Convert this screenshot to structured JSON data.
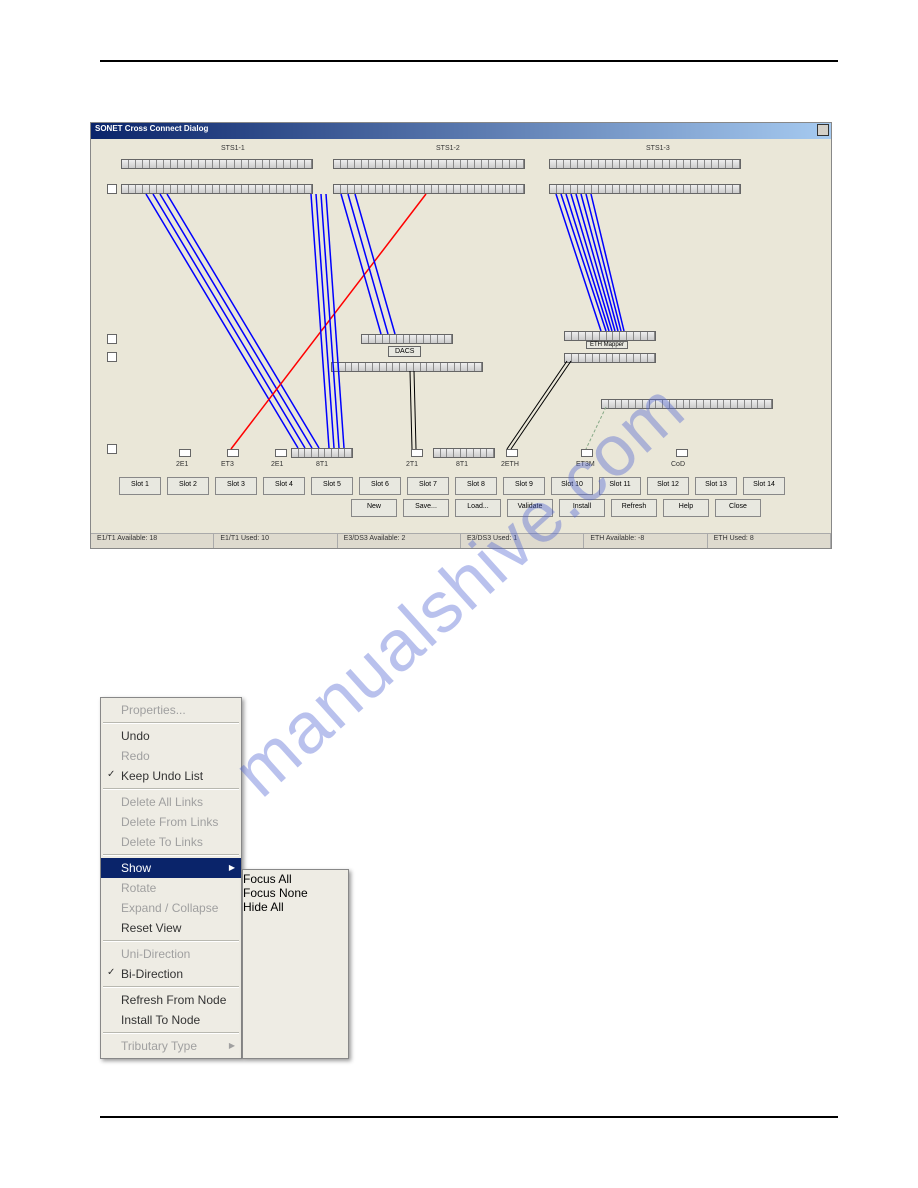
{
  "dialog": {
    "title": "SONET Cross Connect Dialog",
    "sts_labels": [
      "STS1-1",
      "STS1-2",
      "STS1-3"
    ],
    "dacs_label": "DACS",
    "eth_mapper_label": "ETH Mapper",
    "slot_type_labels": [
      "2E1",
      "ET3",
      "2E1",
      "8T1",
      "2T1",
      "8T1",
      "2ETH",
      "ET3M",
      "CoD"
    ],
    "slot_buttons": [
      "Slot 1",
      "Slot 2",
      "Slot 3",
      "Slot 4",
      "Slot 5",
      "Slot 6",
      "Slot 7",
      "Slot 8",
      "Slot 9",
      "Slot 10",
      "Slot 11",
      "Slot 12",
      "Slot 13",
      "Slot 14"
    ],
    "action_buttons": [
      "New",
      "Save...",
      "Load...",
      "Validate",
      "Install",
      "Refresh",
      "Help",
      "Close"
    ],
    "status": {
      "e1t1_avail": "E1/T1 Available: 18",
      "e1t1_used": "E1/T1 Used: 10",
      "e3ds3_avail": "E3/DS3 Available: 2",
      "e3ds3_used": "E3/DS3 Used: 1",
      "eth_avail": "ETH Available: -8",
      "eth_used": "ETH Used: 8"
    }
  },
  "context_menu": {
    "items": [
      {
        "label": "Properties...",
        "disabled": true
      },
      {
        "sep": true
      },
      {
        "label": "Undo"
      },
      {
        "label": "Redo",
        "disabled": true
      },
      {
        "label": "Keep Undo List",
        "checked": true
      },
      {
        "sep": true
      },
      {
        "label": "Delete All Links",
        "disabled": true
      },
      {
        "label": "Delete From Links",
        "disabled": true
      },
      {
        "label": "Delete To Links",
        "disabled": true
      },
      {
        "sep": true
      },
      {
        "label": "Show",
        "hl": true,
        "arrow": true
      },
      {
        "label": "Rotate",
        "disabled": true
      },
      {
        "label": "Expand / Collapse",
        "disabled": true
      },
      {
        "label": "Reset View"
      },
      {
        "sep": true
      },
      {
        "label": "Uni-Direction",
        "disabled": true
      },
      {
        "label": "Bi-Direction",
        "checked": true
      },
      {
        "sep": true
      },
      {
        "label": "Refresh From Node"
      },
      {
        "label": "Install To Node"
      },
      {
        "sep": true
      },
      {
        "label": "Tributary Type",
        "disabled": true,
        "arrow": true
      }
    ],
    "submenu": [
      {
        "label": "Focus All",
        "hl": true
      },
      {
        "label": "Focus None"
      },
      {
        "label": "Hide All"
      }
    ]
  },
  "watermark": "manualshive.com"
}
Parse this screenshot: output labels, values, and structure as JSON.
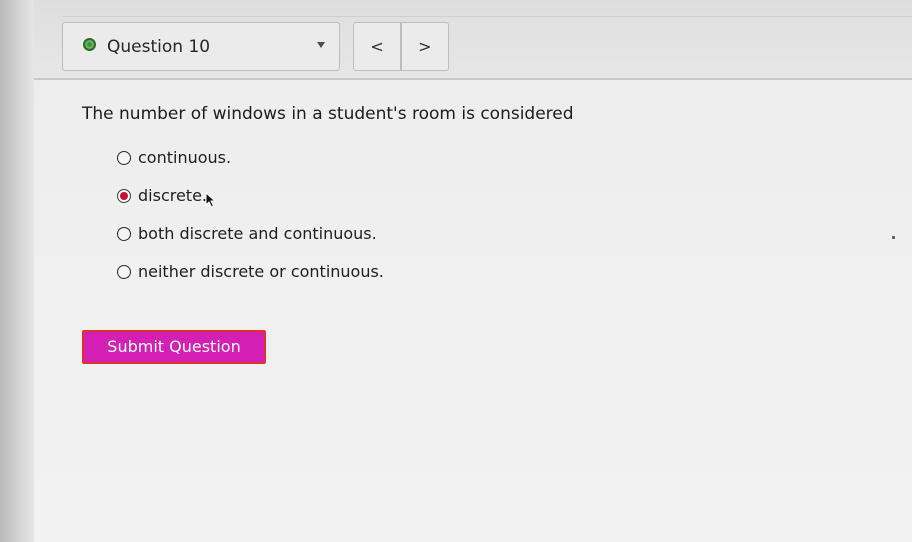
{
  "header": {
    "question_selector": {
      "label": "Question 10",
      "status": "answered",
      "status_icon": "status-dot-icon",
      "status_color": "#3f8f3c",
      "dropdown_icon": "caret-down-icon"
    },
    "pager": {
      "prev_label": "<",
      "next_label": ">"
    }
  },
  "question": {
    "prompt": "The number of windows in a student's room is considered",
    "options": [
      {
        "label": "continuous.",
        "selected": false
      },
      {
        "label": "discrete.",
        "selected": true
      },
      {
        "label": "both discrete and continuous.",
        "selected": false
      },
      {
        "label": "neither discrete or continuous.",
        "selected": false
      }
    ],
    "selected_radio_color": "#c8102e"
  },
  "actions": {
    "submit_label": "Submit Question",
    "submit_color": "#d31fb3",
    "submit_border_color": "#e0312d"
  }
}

--

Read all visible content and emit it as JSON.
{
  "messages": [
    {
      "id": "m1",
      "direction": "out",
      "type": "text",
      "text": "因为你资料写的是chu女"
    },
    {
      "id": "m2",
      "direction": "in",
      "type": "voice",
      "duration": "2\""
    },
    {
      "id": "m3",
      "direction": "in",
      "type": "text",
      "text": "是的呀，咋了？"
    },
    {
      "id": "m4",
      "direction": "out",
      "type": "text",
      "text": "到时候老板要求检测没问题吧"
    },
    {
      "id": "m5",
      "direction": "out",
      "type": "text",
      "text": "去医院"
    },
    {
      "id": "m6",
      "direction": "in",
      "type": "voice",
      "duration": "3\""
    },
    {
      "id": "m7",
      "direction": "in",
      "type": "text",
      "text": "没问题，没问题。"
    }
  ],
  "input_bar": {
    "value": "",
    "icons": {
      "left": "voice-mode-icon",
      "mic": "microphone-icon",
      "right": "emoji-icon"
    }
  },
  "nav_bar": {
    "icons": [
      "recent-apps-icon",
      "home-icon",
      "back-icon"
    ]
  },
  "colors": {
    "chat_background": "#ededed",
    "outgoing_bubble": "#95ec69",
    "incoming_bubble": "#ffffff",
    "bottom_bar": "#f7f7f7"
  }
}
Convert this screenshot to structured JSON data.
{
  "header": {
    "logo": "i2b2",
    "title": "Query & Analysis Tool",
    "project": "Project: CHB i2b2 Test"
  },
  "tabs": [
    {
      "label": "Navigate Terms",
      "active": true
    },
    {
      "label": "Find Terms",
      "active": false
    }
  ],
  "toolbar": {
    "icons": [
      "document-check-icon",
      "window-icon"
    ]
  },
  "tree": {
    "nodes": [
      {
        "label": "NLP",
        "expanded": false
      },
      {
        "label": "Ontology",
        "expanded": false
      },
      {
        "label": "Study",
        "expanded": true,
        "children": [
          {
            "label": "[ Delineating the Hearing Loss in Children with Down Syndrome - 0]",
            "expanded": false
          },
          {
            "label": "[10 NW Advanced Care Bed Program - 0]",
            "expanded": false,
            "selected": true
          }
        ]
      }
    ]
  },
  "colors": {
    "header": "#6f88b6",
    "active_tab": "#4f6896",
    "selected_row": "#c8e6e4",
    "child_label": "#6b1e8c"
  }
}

--

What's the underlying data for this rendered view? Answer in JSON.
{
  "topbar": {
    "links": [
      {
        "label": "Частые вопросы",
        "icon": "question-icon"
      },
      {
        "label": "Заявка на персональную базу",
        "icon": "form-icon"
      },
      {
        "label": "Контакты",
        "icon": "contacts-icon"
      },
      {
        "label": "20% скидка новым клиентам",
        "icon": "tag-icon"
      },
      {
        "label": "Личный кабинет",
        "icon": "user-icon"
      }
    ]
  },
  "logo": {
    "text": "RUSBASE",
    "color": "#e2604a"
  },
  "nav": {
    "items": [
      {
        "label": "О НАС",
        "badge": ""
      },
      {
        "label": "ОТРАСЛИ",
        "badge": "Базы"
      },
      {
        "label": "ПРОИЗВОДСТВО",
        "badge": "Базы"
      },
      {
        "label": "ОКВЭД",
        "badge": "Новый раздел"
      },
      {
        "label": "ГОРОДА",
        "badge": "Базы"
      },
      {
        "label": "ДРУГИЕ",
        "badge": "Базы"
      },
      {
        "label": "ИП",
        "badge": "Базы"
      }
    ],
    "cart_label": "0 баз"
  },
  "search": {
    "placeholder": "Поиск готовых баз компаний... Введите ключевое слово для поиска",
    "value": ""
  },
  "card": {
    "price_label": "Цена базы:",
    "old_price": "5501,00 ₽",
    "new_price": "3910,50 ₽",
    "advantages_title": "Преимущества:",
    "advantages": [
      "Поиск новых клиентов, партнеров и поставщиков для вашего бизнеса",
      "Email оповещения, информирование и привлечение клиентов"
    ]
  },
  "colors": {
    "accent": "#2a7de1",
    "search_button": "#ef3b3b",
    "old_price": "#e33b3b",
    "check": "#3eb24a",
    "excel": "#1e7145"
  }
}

GIVEN INSTRUCTION =>
Copy out all lines where the word "Used" appears.

RESPONSE TO THE TASK =>
      "e1t1_used": "E1/T1 Used: 10",
      "e3ds3_used": "E3/DS3 Used: 1",
      "eth_used": "ETH Used: 8"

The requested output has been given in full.